[Selected excerpt]

· · ·

Obite Evan Ndicka (born 20 August 1999) is a French professional footballer who plays as a centre-back for Bundesliga club Eintracht Frankfurt.

Ndicka is an academy graduate of Auxerre and made his senior debut for the club in January 2017, aged 17. He spent the next season-and-half at the club, making 14 senior appearances before joining Bundesliga side Eintracht in July 2018.

Early life
Ndicka was born in Paris.

Club career

Auxerre
Having joined Ligue 2 side Auxerre at the age of 13, Ndicka progressed through the club's academy and made his professional debut on 27 January 2017, starting in a 1–0 win over Clermont. He signed his first professional contract with the club on 5 February. He ultimately made 14 appearances for the club over the next season and half before signing for Bundesliga side Eintracht Frankfurt for a reported fee of €5.5m.

· · ·

[What you will do]
1 > In the Evan Ndicka profile, what makes him an academy graduate of Auxerre? Answer in one to three sentences.
2 > Reproduce a passage from the Evan Ndicka profile, starting at the words "Ndicka is an" and ending after "fee of €5.5m.".
3 > Write what comes next in the Evan Ndicka profile, picking up after its final sentence.
The rows that come next have no connection to the Evan Ndicka profile.

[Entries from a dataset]
· · ·

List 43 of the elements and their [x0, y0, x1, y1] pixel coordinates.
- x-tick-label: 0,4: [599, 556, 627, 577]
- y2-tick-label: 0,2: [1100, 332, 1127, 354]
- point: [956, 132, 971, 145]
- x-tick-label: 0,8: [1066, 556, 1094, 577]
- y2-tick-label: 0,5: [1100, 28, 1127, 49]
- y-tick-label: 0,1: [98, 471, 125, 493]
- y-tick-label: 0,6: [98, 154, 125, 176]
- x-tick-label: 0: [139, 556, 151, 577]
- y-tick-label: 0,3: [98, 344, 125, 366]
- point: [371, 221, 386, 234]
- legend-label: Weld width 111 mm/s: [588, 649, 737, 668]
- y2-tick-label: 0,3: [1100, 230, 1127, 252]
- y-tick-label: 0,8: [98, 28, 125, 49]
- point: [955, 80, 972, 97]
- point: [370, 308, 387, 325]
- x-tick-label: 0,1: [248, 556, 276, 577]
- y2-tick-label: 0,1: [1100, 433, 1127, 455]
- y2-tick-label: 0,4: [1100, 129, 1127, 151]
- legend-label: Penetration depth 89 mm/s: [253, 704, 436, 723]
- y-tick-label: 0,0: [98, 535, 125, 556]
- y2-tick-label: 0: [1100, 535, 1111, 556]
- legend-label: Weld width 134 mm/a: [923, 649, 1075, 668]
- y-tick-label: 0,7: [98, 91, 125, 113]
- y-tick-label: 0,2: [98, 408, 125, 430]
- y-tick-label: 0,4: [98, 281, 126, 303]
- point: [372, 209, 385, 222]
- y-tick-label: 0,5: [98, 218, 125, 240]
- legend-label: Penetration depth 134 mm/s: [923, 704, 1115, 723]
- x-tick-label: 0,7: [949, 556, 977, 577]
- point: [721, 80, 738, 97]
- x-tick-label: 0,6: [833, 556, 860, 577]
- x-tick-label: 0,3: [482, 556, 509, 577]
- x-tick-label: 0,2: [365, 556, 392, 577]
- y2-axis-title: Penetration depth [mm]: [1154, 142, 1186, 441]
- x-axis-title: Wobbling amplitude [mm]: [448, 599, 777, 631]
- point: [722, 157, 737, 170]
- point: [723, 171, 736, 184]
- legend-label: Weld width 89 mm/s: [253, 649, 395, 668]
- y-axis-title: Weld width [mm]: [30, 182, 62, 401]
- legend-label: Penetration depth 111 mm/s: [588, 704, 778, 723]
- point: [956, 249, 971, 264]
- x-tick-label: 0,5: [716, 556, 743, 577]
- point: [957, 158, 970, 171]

· · ·

[Results for each task]
1 > Ndicka joined Auxerre, then a Ligue 2 side, at the age of 13 and progressed through the club's academy. He went on to make his professional debut for the club on 27 January 2017.

2 >
Ndicka is an academy graduate of Auxerre and made his senior debut for the club in January 2017, aged 17. He spent the next season-and-half at the club, making 14 senior appearances before joining Bundesliga side Eintracht in July 2018.

Early life
Ndicka was born in Paris.

Club career

Auxerre
Having joined Ligue 2 side Auxerre at the age of 13, Ndicka progressed through the club's academy and made his professional debut on 27 January 2017, starting in a 1–0 win over Clermont. He signed his first professional contract with the club on 5 February. He ultimately made 14 appearances for the club over the next season and half before signing for Bundesliga side Eintracht Frankfurt for a reported fee of €5.5m.

3 >
Eintracht Frankfurt
On 5 July 2018, Ndicka signed for Eintracht on a five-year deal. He quickly became an important member of the first-team squad and featured regularly for the club in the league and the Europa League. In February 2019, his performances earned him the Bundesliga Rookie of the Month award, a monthly title awarded to the highest performing under-23 player in a particular month, and saw him also nominated for the Rookie of the Season award. From then, he missed only one match for the remainder of the season as the club narrowly missed out on Champions League qualification.

International career
Ndicka was born in France and is of Cameroonian descent. He represented France at U16 and U17 level and was called up to the U18 team for the first time by manager Bernard Diomède in March 2017.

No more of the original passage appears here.